Your goal | Keep only the lines of the data below that contain "Latency", and copy them.

Material |
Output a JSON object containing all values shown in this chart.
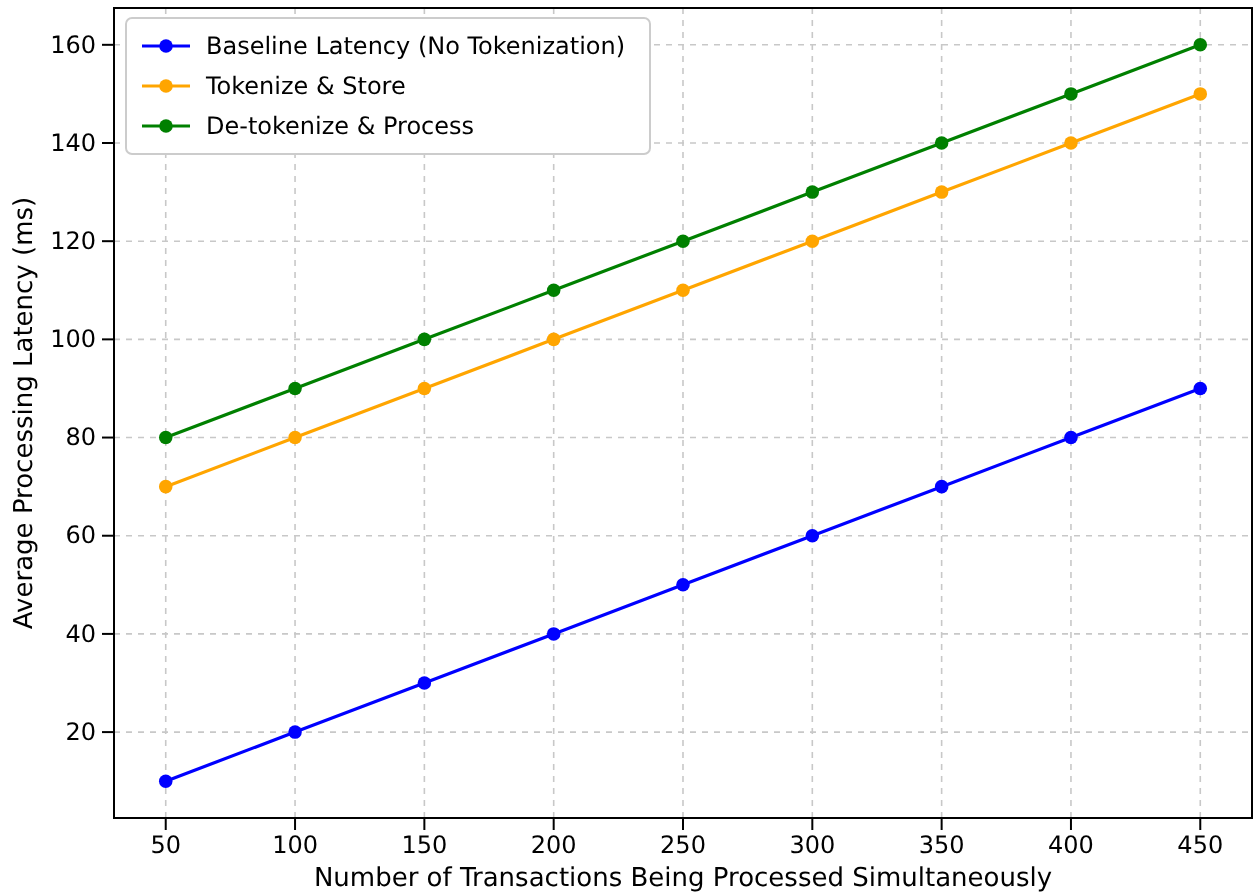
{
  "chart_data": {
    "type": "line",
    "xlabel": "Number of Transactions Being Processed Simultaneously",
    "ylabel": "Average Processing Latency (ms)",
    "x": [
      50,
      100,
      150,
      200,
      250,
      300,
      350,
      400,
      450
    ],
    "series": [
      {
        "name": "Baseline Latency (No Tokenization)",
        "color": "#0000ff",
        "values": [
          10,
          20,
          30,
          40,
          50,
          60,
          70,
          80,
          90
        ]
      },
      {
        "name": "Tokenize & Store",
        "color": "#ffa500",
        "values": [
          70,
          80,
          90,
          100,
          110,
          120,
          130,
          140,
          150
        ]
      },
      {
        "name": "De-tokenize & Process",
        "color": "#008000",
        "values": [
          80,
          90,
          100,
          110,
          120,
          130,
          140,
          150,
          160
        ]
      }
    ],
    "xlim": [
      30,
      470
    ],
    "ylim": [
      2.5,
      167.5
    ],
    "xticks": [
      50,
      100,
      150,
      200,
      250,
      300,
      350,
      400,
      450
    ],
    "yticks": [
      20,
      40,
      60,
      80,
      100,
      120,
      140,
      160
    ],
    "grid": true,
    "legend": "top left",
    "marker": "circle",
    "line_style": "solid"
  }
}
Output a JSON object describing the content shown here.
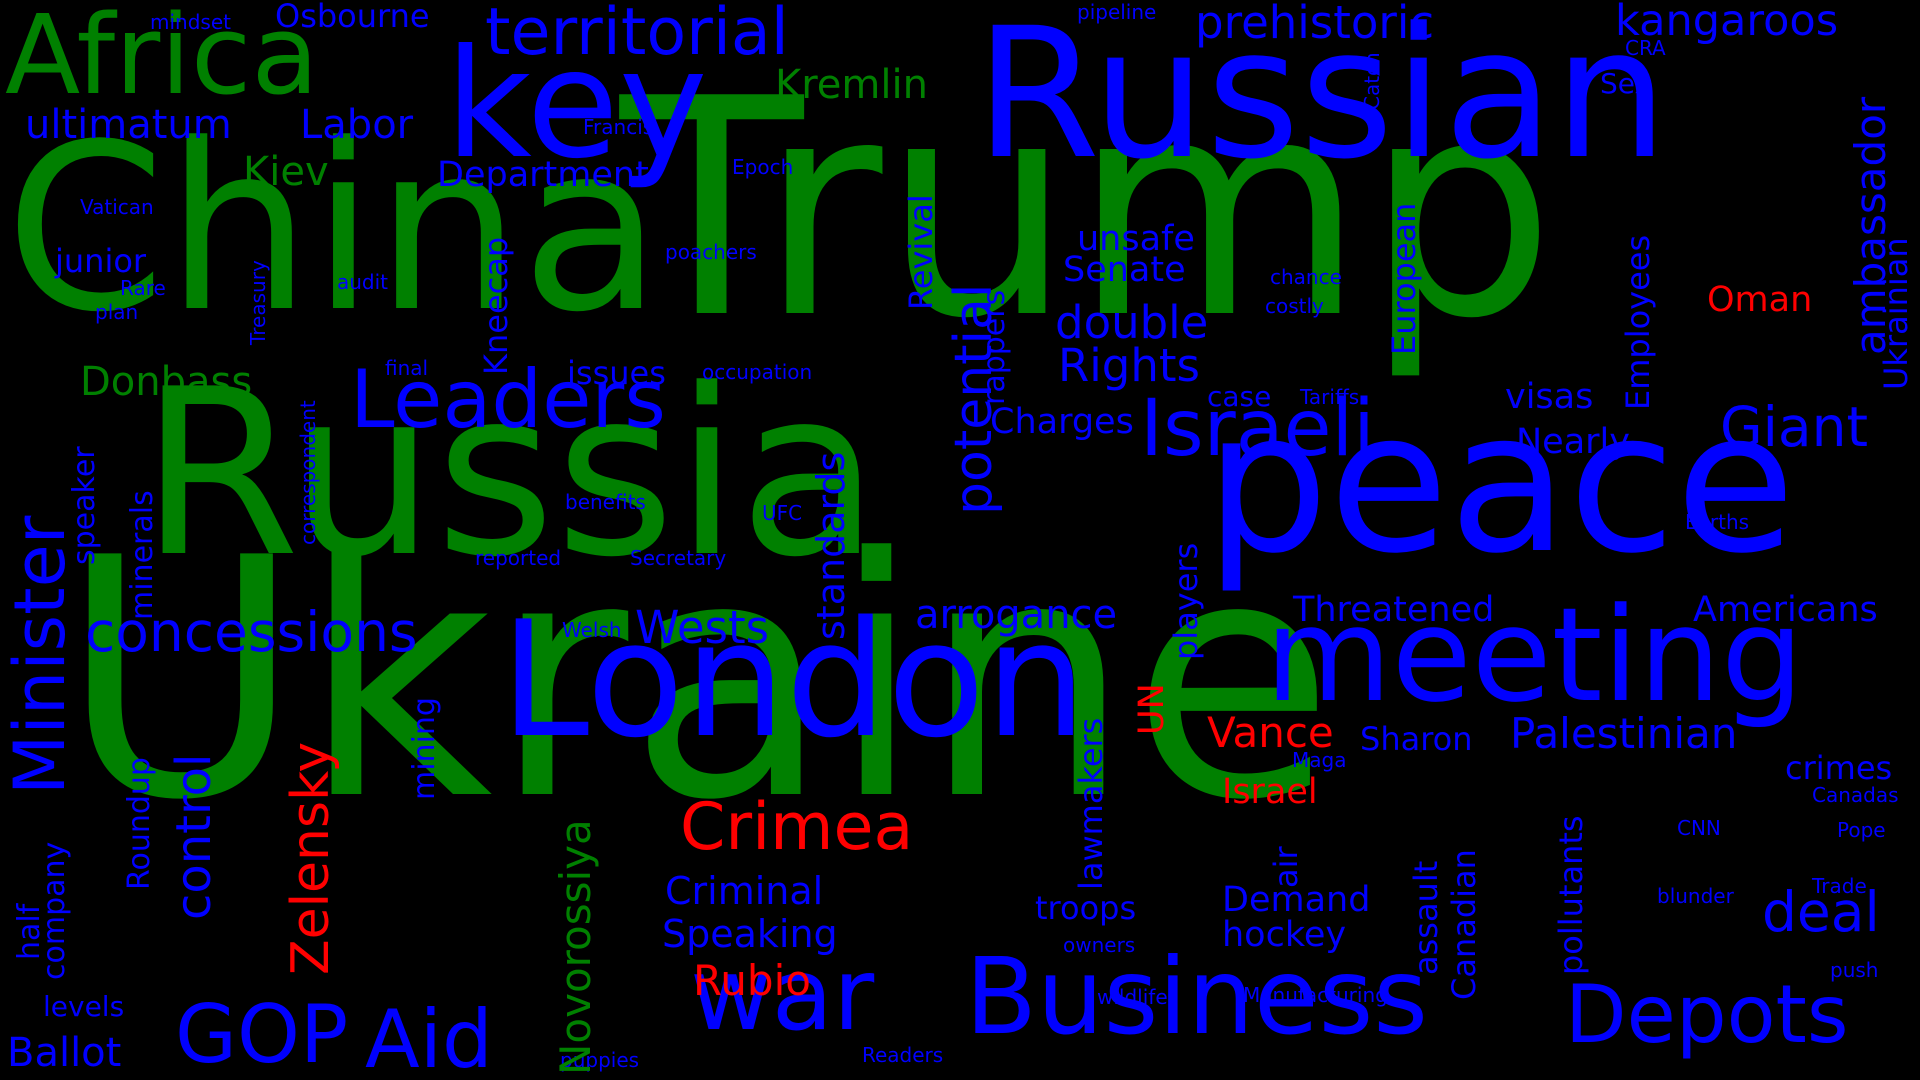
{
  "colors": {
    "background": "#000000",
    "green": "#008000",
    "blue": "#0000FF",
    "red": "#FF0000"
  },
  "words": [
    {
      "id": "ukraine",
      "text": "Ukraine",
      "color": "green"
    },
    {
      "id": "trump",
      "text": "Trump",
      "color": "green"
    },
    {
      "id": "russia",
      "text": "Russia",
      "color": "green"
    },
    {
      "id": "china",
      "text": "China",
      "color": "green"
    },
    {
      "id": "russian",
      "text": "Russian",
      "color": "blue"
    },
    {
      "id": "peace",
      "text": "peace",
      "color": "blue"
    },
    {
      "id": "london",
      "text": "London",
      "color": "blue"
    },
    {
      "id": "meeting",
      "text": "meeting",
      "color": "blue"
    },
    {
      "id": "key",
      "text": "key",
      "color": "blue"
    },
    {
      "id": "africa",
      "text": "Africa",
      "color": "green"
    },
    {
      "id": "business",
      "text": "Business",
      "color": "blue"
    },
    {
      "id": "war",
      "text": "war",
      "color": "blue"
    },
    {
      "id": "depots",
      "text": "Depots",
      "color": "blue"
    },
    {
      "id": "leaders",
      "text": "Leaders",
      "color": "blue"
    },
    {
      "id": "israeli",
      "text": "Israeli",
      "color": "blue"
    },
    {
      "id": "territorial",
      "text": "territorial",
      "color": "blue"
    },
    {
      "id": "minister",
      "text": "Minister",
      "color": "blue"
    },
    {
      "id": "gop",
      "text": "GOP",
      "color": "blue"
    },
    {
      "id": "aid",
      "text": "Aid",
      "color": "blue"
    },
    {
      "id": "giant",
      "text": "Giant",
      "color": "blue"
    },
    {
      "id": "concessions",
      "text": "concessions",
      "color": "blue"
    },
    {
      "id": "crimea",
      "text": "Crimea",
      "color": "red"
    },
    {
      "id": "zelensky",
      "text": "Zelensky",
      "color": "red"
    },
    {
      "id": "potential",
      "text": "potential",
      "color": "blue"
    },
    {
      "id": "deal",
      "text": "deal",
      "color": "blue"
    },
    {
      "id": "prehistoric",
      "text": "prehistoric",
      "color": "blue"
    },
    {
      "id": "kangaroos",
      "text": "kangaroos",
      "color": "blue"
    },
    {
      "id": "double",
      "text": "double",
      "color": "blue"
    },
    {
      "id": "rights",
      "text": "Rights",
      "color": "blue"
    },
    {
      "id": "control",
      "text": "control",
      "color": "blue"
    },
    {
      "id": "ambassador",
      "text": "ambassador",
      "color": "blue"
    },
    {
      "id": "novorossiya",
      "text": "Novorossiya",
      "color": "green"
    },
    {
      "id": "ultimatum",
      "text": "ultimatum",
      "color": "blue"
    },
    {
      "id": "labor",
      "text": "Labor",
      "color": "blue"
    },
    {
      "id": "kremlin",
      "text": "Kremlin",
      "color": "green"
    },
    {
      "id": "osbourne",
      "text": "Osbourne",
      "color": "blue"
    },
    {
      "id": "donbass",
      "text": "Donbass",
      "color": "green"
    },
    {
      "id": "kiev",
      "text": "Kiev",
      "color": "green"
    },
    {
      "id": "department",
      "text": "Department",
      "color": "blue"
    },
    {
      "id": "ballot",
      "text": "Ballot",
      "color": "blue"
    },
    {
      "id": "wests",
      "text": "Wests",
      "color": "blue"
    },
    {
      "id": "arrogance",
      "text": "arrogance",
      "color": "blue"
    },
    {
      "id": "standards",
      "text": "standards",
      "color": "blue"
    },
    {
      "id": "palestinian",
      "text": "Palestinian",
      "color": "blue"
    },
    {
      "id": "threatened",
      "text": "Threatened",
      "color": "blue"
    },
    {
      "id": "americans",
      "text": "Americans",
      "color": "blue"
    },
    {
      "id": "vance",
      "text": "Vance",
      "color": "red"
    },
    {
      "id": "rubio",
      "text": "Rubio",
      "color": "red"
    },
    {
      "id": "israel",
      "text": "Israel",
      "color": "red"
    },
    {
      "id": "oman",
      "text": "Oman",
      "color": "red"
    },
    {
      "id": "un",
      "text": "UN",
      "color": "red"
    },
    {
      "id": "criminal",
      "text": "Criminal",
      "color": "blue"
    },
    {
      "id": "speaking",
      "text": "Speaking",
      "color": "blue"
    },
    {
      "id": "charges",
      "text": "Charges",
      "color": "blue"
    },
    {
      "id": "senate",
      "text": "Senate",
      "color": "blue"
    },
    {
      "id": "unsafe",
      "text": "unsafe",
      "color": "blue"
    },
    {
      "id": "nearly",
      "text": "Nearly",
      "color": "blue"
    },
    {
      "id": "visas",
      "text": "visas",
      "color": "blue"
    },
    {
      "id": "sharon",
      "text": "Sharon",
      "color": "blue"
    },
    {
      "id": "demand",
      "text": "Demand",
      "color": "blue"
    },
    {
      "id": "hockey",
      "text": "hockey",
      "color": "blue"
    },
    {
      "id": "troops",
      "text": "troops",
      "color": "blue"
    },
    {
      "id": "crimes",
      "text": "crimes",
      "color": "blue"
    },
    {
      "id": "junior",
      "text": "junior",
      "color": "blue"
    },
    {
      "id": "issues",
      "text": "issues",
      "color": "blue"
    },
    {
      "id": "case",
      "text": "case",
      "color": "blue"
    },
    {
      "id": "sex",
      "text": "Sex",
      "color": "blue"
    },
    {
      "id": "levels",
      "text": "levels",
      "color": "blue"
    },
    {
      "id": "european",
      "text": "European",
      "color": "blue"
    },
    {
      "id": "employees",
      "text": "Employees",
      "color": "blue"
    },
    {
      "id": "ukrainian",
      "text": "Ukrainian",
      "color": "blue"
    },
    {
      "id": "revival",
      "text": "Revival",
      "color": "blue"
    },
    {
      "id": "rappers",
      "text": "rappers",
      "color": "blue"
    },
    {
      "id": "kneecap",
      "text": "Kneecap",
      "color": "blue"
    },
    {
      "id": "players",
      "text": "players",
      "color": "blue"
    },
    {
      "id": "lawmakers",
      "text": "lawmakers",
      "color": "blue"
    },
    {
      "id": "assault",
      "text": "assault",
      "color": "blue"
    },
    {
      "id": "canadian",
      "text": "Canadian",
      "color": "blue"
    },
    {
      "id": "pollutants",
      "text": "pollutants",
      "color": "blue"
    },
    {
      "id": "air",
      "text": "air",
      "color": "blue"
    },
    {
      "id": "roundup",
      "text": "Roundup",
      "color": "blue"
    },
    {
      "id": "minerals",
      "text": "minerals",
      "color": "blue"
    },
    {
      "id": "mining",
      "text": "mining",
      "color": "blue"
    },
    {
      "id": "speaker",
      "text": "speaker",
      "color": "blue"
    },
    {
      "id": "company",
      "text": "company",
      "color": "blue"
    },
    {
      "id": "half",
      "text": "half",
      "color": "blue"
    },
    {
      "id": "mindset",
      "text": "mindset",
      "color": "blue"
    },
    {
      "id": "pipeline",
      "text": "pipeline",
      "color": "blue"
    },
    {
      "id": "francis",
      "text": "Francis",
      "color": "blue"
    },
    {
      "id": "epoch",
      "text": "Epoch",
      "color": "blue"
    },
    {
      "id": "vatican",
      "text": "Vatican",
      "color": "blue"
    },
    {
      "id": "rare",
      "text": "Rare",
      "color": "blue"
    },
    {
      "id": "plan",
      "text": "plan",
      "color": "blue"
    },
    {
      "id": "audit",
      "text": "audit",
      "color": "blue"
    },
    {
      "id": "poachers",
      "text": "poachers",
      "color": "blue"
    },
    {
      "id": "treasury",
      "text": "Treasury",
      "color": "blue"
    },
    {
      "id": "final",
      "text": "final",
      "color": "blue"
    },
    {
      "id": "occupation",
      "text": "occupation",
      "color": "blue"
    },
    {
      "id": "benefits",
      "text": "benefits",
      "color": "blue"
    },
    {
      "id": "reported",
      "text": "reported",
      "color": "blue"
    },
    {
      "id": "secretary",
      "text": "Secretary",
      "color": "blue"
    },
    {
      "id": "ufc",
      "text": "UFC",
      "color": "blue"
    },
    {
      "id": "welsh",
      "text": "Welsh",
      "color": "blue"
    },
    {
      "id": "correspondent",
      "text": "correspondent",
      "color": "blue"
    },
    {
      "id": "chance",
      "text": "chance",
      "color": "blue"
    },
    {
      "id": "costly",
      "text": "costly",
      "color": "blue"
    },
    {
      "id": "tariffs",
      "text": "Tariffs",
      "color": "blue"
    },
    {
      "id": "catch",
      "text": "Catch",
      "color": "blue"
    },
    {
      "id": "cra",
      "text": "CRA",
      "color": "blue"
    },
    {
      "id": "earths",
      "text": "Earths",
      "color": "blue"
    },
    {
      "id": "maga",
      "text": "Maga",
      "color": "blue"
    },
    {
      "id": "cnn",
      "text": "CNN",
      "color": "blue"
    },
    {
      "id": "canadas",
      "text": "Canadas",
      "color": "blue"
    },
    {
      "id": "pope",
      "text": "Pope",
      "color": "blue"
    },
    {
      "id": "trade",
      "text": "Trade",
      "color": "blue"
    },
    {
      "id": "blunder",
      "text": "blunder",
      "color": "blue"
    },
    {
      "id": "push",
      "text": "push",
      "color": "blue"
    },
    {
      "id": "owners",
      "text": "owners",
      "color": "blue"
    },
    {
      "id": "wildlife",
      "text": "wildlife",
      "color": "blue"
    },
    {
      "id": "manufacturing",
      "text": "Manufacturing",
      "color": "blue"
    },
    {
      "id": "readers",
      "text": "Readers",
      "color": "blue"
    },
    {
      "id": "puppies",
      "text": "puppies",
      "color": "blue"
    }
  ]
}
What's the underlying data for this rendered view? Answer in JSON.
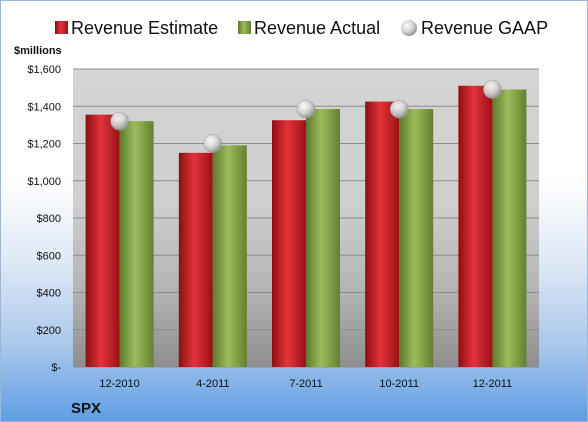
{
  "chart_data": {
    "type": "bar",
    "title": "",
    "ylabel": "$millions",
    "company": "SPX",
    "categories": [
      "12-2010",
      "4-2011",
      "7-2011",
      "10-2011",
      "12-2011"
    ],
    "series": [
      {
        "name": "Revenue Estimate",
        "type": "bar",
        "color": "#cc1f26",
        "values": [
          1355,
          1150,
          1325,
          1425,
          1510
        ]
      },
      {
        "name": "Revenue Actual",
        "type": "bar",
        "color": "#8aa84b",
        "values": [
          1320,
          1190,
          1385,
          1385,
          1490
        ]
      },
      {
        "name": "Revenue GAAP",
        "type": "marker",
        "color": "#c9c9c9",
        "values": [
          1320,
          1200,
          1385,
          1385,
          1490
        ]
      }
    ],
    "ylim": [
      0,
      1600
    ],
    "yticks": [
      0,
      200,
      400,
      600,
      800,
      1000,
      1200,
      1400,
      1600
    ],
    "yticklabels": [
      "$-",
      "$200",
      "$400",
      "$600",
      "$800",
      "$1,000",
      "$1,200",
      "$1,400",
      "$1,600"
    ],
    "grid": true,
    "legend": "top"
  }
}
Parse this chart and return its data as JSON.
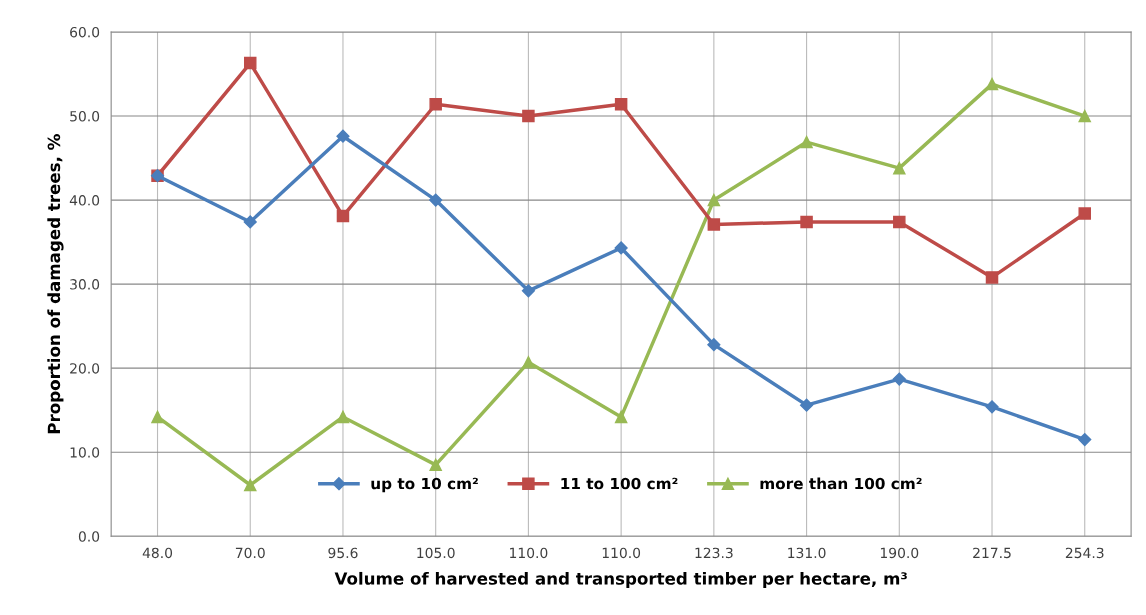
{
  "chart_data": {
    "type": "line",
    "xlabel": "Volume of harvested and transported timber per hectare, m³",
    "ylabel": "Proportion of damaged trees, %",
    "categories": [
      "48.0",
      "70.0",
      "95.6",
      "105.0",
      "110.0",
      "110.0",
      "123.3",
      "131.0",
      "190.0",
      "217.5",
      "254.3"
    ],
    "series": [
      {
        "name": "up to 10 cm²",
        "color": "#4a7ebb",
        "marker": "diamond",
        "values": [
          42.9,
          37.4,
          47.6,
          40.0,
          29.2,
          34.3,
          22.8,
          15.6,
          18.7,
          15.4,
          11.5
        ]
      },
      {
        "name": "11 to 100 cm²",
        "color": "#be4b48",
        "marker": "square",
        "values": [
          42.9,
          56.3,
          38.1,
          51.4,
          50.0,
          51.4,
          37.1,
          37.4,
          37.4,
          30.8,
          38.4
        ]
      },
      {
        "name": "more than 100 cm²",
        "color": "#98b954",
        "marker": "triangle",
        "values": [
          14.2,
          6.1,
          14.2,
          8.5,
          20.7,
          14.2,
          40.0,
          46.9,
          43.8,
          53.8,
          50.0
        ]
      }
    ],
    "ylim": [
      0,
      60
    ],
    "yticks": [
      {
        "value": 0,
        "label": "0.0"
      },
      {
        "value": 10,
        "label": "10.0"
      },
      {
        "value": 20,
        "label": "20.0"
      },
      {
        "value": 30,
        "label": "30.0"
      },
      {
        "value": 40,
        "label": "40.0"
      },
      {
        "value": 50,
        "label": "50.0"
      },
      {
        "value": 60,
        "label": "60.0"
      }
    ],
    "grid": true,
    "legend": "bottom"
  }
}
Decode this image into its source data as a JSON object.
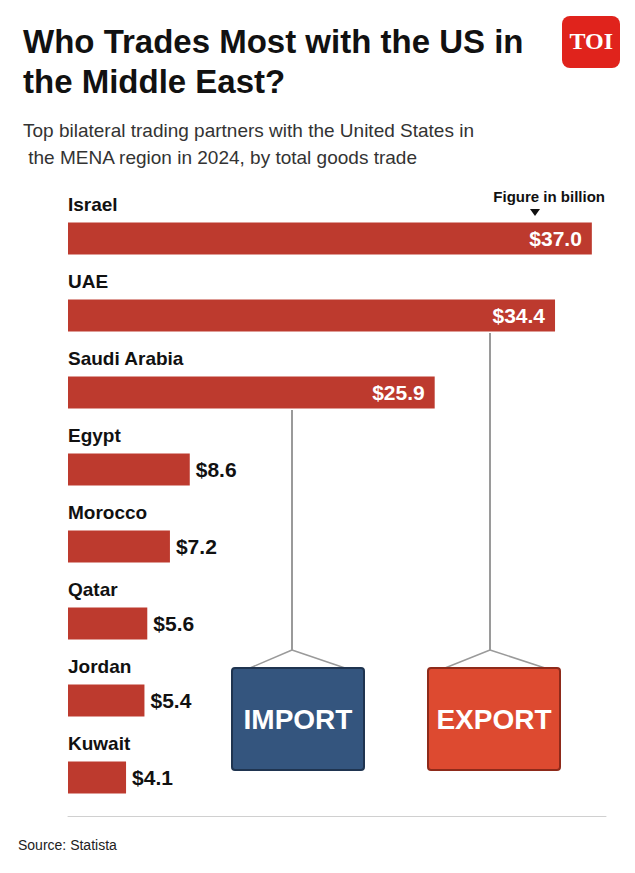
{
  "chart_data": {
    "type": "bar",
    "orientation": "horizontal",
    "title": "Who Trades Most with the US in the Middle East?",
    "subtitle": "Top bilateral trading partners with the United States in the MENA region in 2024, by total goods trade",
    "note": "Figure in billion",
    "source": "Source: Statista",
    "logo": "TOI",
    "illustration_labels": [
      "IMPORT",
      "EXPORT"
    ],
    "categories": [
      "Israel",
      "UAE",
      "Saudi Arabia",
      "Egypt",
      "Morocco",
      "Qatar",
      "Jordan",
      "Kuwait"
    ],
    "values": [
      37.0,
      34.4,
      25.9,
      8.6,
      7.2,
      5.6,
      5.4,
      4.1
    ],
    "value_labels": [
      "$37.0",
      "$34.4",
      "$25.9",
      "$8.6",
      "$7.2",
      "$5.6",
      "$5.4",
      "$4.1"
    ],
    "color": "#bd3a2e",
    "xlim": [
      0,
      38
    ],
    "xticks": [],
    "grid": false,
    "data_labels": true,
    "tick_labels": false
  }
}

Response to the task |
    "ylabel": "Average Processing Latency (ms)",
        "name": "Baseline Latency (No Tokenization)",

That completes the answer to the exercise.